— start Record set —

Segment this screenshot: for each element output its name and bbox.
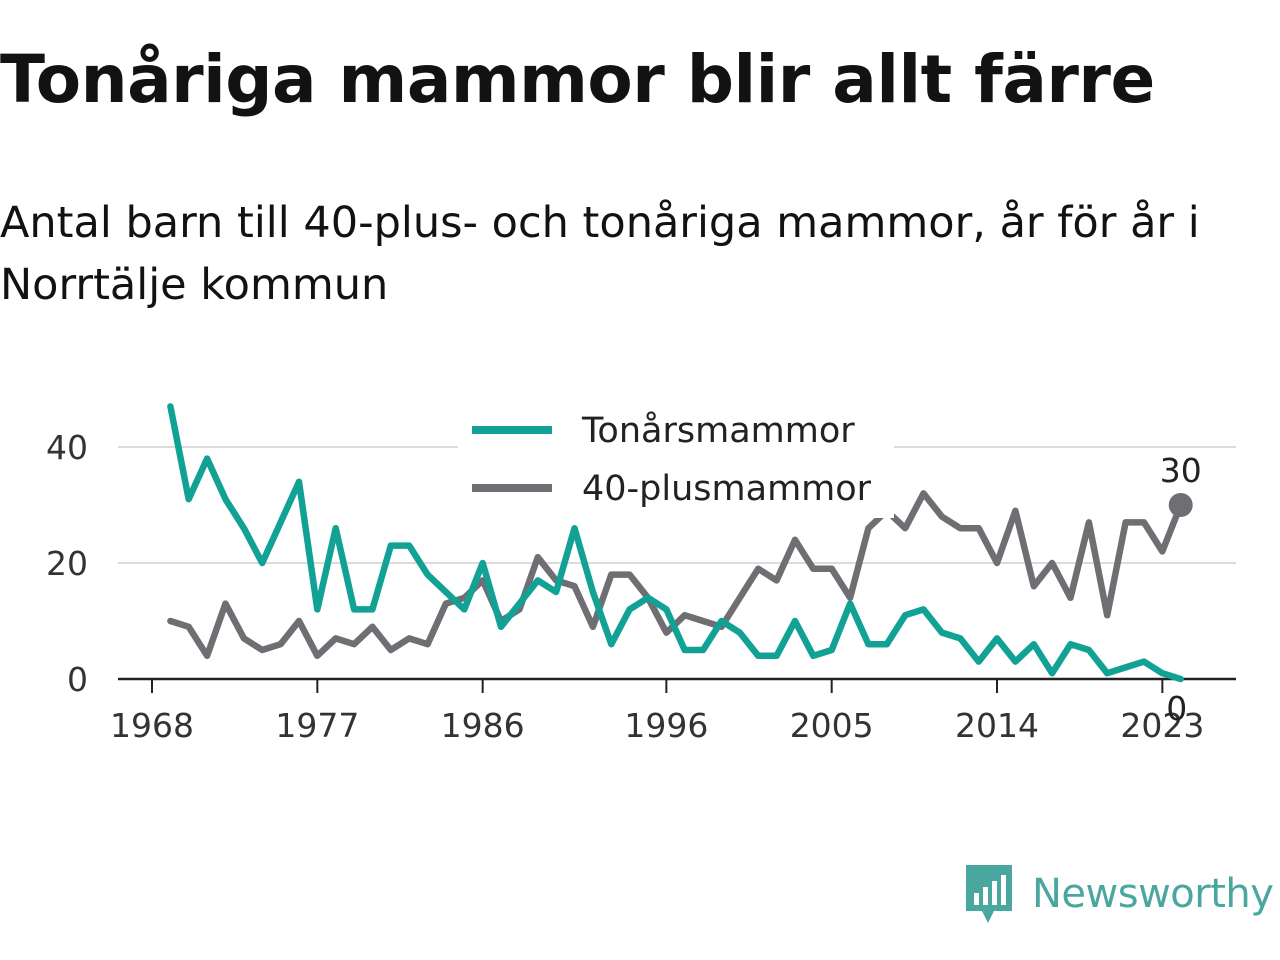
legend-label: Tonårsmammor	[581, 410, 855, 451]
y-tick-label: 40	[46, 428, 88, 467]
chart-subtitle: Antal barn till 40-plus- och tonåriga ma…	[0, 198, 1200, 310]
legend-label: 40-plusmammor	[582, 469, 872, 509]
y-tick-label: 0	[67, 660, 88, 699]
x-tick-label: 2005	[790, 706, 874, 745]
brand-name: Newsworthy	[1032, 871, 1274, 917]
x-tick-label: 2023	[1120, 706, 1204, 745]
y-tick-label: 20	[46, 544, 88, 583]
end-label-40-plusmammor: 30	[1160, 451, 1202, 490]
series-line-tonarsmammor	[167, 403, 1184, 683]
end-label-tonarsmammor: 0	[1166, 689, 1187, 728]
newsworthy-brand: Newsworthy	[964, 862, 1274, 926]
end-point-marker	[1168, 493, 1193, 517]
x-tick-label: 2014	[955, 706, 1039, 745]
x-tick-label: 1986	[441, 706, 525, 745]
x-tick-label: 1968	[110, 706, 194, 745]
x-tick-label: 1996	[624, 706, 708, 745]
x-tick-label: 1977	[275, 706, 359, 745]
bar-chart-speech-bubble-icon	[966, 865, 1012, 923]
chart-title: Tonåriga mammor blir allt färre	[0, 41, 1155, 118]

— end Record set —

Turn every line of the items above into a numbered list, skipping blank lines and leaving out the pictures.

1. Segment this screenshot: for each element output its name and bbox.
2. legend-label: Tonårsmammor	[581, 410, 855, 451]
3. y-tick-label: 40	[46, 428, 88, 467]
4. chart-subtitle: Antal barn till 40-plus- och tonåriga ma…	[0, 198, 1200, 310]
5. legend-label: 40-plusmammor	[582, 469, 872, 509]
6. y-tick-label: 0	[67, 660, 88, 699]
7. x-tick-label: 2005	[790, 706, 874, 745]
8. brand-name: Newsworthy	[1032, 871, 1274, 917]
9. x-tick-label: 2023	[1120, 706, 1204, 745]
10. y-tick-label: 20	[46, 544, 88, 583]
11. end-label-40-plusmammor: 30	[1160, 451, 1202, 490]
12. series-line-tonarsmammor	[167, 403, 1184, 683]
13. end-label-tonarsmammor: 0	[1166, 689, 1187, 728]
14. newsworthy-brand: Newsworthy	[964, 862, 1274, 926]
15. end-point-marker	[1168, 493, 1193, 517]
16. x-tick-label: 2014	[955, 706, 1039, 745]
17. x-tick-label: 1986	[441, 706, 525, 745]
18. x-tick-label: 1968	[110, 706, 194, 745]
19. x-tick-label: 1996	[624, 706, 708, 745]
20. x-tick-label: 1977	[275, 706, 359, 745]
21. bar-chart-speech-bubble-icon	[966, 865, 1012, 923]
22. chart-title: Tonåriga mammor blir allt färre	[0, 41, 1155, 118]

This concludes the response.